Data listing
* * * *

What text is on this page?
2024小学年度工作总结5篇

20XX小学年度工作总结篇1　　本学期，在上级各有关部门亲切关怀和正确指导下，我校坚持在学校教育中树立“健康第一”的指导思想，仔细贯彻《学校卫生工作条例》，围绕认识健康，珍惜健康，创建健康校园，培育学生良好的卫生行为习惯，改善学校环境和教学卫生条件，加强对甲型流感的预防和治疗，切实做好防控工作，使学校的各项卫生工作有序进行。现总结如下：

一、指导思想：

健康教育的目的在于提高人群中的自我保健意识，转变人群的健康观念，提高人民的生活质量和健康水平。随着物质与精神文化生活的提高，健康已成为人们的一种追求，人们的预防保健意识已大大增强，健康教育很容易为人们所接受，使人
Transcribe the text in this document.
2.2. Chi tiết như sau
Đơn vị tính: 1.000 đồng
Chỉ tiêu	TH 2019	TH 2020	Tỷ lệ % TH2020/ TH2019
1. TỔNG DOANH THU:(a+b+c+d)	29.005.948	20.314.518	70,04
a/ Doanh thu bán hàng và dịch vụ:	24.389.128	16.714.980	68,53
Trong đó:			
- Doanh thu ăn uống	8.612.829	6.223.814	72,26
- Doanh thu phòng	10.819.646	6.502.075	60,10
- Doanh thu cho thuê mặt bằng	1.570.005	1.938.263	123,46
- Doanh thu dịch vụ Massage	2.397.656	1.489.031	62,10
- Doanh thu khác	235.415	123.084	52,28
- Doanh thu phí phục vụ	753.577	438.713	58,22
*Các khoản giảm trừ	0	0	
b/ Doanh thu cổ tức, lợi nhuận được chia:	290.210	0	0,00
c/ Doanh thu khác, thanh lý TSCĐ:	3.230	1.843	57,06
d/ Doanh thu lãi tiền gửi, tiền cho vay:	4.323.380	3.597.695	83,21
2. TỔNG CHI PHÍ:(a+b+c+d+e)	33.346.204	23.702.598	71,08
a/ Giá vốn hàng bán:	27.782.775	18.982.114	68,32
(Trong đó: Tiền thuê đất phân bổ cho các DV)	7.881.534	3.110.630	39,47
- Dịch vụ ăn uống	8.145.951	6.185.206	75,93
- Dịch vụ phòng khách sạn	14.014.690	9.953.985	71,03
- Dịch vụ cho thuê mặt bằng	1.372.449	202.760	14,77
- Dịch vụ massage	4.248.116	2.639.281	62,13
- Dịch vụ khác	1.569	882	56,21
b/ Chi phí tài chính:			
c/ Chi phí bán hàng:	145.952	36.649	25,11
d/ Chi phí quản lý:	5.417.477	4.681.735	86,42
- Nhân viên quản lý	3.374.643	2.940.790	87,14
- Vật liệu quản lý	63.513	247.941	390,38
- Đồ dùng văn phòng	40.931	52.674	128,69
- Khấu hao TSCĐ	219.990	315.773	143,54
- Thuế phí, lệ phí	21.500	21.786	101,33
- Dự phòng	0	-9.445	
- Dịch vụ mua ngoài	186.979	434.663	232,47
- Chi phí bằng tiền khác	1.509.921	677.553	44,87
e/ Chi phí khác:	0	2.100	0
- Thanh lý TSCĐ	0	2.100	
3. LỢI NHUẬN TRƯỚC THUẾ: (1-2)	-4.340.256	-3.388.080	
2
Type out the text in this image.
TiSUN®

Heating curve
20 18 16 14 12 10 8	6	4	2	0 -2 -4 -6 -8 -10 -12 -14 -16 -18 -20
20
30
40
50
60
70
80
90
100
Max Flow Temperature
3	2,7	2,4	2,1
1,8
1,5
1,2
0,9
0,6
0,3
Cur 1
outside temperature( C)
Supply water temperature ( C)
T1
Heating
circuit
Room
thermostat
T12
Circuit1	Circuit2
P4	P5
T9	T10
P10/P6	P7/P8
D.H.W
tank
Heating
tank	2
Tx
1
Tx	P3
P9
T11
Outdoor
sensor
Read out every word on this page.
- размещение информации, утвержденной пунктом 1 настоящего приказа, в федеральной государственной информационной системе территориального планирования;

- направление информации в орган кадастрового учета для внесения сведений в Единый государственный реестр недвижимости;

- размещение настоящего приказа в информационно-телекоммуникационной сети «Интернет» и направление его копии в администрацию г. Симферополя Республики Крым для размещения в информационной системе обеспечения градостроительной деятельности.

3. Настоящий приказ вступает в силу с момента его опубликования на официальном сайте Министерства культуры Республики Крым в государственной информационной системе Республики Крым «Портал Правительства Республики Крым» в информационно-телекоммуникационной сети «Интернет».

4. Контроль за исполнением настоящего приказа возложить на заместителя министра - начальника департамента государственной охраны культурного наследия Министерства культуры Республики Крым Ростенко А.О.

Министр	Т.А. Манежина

* * * *

## Instructions to follow
Look through the entries above. Extract each line with the word "page".

## Response
What text is on this page?
Read out every word on this page.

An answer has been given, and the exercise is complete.